PROBLEM TO SOLVE: Each entry below is to be transcribed exactly.

EXTRACTED MATERIAL:
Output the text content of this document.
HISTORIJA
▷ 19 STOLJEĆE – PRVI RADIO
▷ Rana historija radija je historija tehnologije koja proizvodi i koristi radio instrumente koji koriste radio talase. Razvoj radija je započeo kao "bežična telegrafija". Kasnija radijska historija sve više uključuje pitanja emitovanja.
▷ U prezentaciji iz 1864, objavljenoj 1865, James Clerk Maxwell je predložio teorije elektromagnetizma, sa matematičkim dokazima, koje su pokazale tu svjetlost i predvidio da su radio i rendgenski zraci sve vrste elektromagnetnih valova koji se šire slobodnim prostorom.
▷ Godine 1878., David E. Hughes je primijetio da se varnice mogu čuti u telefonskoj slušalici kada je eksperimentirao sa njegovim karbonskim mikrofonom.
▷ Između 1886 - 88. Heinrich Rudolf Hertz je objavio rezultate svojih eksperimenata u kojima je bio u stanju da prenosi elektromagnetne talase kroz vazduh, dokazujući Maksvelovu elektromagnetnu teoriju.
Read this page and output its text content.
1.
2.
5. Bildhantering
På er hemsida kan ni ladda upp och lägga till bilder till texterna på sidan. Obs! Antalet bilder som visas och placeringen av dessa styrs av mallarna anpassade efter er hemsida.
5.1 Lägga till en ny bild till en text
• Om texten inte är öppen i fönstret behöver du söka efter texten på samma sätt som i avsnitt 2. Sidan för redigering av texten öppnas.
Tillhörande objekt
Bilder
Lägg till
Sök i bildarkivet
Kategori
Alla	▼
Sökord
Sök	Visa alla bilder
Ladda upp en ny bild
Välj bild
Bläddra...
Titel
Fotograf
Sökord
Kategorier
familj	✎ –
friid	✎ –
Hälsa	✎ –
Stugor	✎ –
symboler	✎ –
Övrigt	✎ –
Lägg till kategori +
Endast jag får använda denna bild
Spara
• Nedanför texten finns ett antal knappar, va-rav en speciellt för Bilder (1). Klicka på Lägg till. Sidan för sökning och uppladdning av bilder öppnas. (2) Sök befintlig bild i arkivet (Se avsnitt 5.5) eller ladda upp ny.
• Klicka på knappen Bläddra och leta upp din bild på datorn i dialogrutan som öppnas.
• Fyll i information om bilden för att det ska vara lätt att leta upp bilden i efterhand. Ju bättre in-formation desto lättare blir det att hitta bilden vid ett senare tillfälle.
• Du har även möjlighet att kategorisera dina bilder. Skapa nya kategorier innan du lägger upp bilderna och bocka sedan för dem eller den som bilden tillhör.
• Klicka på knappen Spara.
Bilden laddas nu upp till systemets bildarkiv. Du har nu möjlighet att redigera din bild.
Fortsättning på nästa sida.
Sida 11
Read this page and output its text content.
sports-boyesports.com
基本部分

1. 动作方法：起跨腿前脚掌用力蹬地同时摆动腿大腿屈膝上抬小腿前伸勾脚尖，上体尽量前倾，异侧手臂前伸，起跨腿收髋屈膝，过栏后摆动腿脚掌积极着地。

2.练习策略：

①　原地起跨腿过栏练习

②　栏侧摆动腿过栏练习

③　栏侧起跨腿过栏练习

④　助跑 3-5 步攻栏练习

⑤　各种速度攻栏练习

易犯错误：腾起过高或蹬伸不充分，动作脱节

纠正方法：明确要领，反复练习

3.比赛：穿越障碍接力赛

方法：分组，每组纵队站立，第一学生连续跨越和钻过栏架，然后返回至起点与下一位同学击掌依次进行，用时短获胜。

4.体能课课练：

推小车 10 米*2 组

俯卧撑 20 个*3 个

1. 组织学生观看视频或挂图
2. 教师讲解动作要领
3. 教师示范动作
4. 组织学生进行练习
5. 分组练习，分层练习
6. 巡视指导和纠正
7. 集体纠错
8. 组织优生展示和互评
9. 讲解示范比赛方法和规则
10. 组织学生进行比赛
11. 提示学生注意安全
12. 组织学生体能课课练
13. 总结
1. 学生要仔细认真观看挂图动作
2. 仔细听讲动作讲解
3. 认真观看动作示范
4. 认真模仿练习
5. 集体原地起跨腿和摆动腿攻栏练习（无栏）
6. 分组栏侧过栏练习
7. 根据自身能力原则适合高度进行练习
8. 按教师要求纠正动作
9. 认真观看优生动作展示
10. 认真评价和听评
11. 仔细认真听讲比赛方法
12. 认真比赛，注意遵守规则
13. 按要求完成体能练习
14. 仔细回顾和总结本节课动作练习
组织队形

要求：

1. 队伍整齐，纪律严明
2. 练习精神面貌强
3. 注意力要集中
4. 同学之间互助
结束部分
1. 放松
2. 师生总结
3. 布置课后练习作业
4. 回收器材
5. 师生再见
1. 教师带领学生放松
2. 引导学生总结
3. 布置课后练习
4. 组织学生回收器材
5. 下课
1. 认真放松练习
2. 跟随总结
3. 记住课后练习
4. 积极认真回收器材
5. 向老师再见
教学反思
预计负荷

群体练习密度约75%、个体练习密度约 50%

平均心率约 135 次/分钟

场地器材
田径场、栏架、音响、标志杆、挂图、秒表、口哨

TASK ANSWER:
Output the text content of this document.
HISTORIJA
▷ 19 STOLJEĆE – PRVI RADIO
▷ Rana historija radija je historija tehnologije koja proizvodi i koristi radio instrumente koji koriste radio talase. Razvoj radija je započeo kao "bežična telegrafija". Kasnija radijska historija sve više uključuje pitanja emitovanja.
▷ U prezentaciji iz 1864, objavljenoj 1865, James Clerk Maxwell je predložio teorije elektromagnetizma, sa matematičkim dokazima, koje su pokazale tu svjetlost i predvidio da su radio i rendgenski zraci sve vrste elektromagnetnih valova koji se šire slobodnim prostorom.
▷ Godine 1878., David E. Hughes je primijetio da se varnice mogu čuti u telefonskoj slušalici kada je eksperimentirao sa njegovim karbonskim mikrofonom.
▷ Između 1886 - 88. Heinrich Rudolf Hertz je objavio rezultate svojih eksperimenata u kojima je bio u stanju da prenosi elektromagnetne talase kroz vazduh, dokazujući Maksvelovu elektromagnetnu teoriju.
Read this page and output its text content.
1.
2.
5. Bildhantering
På er hemsida kan ni ladda upp och lägga till bilder till texterna på sidan. Obs! Antalet bilder som visas och placeringen av dessa styrs av mallarna anpassade efter er hemsida.
5.1 Lägga till en ny bild till en text
• Om texten inte är öppen i fönstret behöver du söka efter texten på samma sätt som i avsnitt 2. Sidan för redigering av texten öppnas.
Tillhörande objekt
Bilder
Lägg till
Sök i bildarkivet
Kategori
Alla	▼
Sökord
Sök	Visa alla bilder
Ladda upp en ny bild
Välj bild
Bläddra...
Titel
Fotograf
Sökord
Kategorier
familj	✎ –
friid	✎ –
Hälsa	✎ –
Stugor	✎ –
symboler	✎ –
Övrigt	✎ –
Lägg till kategori +
Endast jag får använda denna bild
Spara
• Nedanför texten finns ett antal knappar, va-rav en speciellt för Bilder (1). Klicka på Lägg till. Sidan för sökning och uppladdning av bilder öppnas. (2) Sök befintlig bild i arkivet (Se avsnitt 5.5) eller ladda upp ny.
• Klicka på knappen Bläddra och leta upp din bild på datorn i dialogrutan som öppnas.
• Fyll i information om bilden för att det ska vara lätt att leta upp bilden i efterhand. Ju bättre in-formation desto lättare blir det att hitta bilden vid ett senare tillfälle.
• Du har även möjlighet att kategorisera dina bilder. Skapa nya kategorier innan du lägger upp bilderna och bocka sedan för dem eller den som bilden tillhör.
• Klicka på knappen Spara.
Bilden laddas nu upp till systemets bildarkiv. Du har nu möjlighet att redigera din bild.
Fortsättning på nästa sida.
Sida 11
Read this page and output its text content.
sports-boyesports.com
基本部分

1. 动作方法：起跨腿前脚掌用力蹬地同时摆动腿大腿屈膝上抬小腿前伸勾脚尖，上体尽量前倾，异侧手臂前伸，起跨腿收髋屈膝，过栏后摆动腿脚掌积极着地。

2.练习策略：

①　原地起跨腿过栏练习

②　栏侧摆动腿过栏练习

③　栏侧起跨腿过栏练习

④　助跑 3-5 步攻栏练习

⑤　各种速度攻栏练习

易犯错误：腾起过高或蹬伸不充分，动作脱节

纠正方法：明确要领，反复练习

3.比赛：穿越障碍接力赛

方法：分组，每组纵队站立，第一学生连续跨越和钻过栏架，然后返回至起点与下一位同学击掌依次进行，用时短获胜。

4.体能课课练：

推小车 10 米*2 组

俯卧撑 20 个*3 个

1. 组织学生观看视频或挂图
2. 教师讲解动作要领
3. 教师示范动作
4. 组织学生进行练习
5. 分组练习，分层练习
6. 巡视指导和纠正
7. 集体纠错
8. 组织优生展示和互评
9. 讲解示范比赛方法和规则
10. 组织学生进行比赛
11. 提示学生注意安全
12. 组织学生体能课课练
13. 总结
1. 学生要仔细认真观看挂图动作
2. 仔细听讲动作讲解
3. 认真观看动作示范
4. 认真模仿练习
5. 集体原地起跨腿和摆动腿攻栏练习（无栏）
6. 分组栏侧过栏练习
7. 根据自身能力原则适合高度进行练习
8. 按教师要求纠正动作
9. 认真观看优生动作展示
10. 认真评价和听评
11. 仔细认真听讲比赛方法
12. 认真比赛，注意遵守规则
13. 按要求完成体能练习
14. 仔细回顾和总结本节课动作练习
组织队形

要求：

1. 队伍整齐，纪律严明
2. 练习精神面貌强
3. 注意力要集中
4. 同学之间互助
结束部分
1. 放松
2. 师生总结
3. 布置课后练习作业
4. 回收器材
5. 师生再见
1. 教师带领学生放松
2. 引导学生总结
3. 布置课后练习
4. 组织学生回收器材
5. 下课
1. 认真放松练习
2. 跟随总结
3. 记住课后练习
4. 积极认真回收器材
5. 向老师再见
教学反思
预计负荷

群体练习密度约75%、个体练习密度约 50%

平均心率约 135 次/分钟

场地器材
田径场、栏架、音响、标志杆、挂图、秒表、口哨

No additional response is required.